▶ _Goal_:
From the entries below, copy every line where the string "true" appears.

▶ _Provided data_:
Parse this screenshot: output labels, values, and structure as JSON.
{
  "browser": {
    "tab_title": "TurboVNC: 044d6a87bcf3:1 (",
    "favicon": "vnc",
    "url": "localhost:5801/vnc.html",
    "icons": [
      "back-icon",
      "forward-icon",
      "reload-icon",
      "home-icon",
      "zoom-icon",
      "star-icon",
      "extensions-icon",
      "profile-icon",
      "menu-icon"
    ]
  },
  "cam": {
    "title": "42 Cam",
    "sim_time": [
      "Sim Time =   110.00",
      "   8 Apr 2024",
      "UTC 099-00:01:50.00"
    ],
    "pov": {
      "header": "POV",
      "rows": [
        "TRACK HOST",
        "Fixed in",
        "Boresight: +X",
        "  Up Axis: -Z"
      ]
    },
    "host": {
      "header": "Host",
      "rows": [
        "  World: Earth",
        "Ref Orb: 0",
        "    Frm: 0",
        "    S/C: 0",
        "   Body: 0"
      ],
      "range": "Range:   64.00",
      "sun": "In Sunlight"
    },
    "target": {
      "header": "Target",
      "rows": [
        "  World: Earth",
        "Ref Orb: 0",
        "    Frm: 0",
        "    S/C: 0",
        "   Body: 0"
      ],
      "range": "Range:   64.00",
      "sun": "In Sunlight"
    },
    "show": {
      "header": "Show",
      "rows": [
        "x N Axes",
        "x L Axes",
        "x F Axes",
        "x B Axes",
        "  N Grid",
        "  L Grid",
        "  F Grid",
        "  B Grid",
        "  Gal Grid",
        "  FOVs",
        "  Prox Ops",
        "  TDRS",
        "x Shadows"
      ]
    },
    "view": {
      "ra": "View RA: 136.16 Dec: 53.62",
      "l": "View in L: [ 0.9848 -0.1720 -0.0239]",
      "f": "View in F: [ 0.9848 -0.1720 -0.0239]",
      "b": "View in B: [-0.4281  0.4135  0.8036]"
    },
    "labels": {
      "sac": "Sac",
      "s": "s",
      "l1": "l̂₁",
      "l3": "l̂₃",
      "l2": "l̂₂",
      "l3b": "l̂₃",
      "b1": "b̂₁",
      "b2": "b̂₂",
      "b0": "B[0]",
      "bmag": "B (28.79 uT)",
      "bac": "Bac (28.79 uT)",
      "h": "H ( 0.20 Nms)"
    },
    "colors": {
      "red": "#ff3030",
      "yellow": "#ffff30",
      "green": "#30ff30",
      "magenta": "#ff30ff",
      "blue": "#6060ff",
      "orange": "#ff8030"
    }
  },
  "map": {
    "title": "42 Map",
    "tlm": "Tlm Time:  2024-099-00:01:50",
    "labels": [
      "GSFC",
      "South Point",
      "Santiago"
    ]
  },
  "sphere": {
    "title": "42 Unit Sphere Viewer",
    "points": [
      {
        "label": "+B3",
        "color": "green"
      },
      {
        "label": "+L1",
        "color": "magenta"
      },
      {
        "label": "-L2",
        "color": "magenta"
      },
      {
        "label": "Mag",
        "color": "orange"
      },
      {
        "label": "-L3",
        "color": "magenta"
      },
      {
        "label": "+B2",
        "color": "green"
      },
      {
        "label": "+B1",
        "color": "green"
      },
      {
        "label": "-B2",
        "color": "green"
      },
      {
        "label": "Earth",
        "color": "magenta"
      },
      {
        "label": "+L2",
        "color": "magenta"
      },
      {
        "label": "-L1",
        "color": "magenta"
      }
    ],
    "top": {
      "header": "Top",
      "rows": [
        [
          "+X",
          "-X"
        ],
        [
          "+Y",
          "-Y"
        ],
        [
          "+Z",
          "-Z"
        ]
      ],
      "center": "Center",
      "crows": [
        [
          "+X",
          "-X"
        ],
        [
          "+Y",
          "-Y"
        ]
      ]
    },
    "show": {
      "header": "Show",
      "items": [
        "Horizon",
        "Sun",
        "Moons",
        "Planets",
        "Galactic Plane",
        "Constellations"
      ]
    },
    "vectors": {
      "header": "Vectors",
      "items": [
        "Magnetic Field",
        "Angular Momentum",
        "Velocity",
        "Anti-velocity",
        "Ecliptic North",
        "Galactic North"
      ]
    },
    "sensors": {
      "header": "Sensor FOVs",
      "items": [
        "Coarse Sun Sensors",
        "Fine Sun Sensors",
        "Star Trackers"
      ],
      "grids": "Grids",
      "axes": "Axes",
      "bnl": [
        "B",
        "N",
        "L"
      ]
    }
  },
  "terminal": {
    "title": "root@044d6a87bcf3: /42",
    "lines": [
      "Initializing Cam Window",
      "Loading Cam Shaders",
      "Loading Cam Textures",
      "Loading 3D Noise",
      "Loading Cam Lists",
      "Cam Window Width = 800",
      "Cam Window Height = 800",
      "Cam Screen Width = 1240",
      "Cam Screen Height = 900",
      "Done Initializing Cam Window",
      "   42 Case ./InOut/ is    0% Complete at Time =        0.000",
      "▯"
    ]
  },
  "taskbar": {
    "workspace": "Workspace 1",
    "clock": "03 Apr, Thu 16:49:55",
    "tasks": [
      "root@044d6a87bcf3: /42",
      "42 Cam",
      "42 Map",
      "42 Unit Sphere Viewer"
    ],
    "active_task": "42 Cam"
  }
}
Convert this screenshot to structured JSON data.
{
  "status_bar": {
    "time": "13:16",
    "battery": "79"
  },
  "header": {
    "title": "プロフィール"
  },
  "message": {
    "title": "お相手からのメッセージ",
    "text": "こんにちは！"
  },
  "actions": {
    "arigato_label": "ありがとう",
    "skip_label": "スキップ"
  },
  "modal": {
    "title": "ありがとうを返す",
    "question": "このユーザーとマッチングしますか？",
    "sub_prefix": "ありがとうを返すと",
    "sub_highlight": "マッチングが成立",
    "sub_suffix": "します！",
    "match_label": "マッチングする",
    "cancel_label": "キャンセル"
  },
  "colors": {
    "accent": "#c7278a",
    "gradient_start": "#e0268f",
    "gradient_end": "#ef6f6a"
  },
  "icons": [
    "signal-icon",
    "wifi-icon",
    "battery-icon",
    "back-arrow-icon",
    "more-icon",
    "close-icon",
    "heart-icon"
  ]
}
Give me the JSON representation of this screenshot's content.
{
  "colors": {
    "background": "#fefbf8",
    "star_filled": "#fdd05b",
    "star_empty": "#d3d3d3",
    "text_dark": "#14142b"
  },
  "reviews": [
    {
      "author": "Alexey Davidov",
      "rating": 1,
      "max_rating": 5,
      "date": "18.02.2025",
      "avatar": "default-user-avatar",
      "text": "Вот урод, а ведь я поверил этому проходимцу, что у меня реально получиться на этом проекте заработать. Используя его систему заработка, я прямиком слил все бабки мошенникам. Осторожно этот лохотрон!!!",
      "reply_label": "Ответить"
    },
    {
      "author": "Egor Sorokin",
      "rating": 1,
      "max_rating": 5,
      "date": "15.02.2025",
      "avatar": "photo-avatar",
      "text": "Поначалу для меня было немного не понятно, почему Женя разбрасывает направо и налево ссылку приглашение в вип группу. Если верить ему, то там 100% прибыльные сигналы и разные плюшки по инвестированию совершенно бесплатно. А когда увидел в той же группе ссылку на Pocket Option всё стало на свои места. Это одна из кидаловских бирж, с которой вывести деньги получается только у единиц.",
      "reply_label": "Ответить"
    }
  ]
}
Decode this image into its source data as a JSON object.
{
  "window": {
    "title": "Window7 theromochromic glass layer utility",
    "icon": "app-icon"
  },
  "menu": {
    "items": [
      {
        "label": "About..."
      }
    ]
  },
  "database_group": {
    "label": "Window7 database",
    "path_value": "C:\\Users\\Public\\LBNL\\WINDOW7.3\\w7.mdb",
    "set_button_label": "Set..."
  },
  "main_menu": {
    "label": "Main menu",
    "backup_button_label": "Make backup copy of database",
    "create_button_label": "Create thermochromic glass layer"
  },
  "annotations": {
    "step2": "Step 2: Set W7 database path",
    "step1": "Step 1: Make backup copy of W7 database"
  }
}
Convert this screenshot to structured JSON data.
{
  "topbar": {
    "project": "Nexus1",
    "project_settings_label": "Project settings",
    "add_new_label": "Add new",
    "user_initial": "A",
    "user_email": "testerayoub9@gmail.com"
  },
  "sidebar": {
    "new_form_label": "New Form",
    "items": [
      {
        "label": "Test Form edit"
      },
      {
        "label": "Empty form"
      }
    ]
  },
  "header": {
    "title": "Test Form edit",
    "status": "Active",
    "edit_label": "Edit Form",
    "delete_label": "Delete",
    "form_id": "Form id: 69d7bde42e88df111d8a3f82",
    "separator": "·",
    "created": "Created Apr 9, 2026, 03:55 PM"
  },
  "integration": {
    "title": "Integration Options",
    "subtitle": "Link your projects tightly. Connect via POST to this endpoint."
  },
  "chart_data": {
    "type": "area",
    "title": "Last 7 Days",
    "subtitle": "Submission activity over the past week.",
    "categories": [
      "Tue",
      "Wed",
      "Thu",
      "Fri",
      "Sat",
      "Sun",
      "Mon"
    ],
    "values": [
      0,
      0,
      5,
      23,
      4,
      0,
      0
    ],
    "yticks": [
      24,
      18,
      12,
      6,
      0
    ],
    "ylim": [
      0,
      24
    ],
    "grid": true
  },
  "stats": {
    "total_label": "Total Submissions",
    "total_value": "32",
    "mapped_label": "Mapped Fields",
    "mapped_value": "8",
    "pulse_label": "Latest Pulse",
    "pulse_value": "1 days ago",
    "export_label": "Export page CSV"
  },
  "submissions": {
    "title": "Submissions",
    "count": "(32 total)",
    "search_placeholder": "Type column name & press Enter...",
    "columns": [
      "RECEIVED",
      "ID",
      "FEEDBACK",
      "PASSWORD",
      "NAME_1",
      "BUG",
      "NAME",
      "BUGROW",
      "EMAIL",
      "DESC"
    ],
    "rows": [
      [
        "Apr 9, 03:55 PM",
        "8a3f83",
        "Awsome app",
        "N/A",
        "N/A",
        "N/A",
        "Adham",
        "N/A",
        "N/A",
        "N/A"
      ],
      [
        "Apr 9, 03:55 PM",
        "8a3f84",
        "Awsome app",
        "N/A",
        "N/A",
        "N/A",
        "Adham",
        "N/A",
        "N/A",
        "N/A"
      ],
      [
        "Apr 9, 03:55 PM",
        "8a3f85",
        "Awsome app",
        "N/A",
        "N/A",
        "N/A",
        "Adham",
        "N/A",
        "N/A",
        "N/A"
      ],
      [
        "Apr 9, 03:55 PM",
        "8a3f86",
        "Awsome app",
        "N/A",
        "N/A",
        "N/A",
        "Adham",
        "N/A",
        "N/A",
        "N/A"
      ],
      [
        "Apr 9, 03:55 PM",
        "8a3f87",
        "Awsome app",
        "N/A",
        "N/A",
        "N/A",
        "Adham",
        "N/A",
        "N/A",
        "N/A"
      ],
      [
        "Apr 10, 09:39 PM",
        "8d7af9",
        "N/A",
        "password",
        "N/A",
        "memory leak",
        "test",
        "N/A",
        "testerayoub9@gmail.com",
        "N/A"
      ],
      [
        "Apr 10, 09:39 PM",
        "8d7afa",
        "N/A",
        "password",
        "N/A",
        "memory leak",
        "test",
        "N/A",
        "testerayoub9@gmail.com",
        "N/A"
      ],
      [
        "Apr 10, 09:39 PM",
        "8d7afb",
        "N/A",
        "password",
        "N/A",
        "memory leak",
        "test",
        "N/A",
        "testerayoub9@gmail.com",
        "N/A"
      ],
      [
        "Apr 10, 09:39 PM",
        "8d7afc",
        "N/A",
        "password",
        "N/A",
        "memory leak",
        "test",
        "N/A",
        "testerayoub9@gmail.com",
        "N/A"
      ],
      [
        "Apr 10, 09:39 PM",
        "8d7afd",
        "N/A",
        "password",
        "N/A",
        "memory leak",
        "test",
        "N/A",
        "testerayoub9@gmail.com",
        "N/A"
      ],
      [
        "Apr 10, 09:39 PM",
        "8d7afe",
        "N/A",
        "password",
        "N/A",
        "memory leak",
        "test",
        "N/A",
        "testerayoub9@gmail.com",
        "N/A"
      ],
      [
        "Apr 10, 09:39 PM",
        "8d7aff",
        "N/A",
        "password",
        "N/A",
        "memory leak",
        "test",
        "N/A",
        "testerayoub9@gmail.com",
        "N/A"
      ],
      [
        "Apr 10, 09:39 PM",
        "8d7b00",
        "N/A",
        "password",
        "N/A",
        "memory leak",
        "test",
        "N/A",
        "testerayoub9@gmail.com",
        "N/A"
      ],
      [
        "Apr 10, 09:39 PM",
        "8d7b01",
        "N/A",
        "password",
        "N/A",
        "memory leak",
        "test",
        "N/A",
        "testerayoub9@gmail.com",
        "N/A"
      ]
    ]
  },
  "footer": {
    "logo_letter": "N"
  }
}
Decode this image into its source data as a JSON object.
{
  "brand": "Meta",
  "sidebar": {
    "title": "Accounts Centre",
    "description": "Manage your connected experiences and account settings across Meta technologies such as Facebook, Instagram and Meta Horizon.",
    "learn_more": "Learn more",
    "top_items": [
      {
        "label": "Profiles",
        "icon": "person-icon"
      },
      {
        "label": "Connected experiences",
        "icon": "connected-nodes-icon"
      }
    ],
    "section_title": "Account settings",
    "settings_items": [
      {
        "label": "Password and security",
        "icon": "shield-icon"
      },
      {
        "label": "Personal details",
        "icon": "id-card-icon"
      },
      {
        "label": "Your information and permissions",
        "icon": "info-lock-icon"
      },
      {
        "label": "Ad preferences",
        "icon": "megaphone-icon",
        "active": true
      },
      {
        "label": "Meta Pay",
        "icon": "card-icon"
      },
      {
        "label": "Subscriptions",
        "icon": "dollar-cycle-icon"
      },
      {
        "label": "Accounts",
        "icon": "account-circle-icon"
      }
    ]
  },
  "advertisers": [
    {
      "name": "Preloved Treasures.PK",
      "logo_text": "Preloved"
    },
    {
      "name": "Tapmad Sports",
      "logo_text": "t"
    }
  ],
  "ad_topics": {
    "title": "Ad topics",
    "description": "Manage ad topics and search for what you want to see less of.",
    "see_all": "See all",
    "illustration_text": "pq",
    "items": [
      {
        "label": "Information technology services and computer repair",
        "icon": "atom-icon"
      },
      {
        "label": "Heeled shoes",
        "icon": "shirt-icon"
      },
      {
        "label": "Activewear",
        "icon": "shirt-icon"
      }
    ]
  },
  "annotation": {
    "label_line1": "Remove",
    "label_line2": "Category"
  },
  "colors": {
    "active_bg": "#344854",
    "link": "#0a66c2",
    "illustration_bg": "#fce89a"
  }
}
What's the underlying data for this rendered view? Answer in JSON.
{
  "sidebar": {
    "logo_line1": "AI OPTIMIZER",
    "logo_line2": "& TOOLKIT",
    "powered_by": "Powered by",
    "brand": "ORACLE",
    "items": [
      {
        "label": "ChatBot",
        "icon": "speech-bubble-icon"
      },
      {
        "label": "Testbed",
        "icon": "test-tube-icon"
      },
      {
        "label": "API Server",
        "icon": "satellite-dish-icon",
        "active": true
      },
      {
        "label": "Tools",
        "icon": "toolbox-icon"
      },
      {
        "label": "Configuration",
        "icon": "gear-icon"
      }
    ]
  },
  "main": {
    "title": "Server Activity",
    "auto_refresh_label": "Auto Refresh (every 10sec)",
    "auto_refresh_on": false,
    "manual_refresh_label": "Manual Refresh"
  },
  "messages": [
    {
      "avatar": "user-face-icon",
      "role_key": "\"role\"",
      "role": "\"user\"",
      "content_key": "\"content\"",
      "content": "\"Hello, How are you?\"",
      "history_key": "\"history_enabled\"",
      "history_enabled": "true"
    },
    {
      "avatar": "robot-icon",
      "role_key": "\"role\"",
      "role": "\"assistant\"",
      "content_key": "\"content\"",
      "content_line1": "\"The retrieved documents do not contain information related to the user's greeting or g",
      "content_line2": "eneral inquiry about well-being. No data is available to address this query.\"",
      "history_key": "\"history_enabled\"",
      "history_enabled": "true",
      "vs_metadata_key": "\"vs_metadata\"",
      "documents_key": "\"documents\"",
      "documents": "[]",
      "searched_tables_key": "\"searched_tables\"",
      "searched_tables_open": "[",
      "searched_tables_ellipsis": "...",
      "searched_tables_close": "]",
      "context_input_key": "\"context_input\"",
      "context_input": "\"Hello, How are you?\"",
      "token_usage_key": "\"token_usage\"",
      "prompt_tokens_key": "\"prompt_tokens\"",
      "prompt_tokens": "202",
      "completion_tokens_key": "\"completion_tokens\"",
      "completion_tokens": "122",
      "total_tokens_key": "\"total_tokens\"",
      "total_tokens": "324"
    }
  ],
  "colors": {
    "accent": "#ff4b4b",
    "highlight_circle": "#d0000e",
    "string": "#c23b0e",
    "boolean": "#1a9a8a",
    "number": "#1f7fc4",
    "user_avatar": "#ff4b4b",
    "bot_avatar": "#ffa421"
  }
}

▶ _The completed task_:
    "grid": true
        "active": true
        "active": true
      "history_enabled": "true"
      "history_enabled": "true",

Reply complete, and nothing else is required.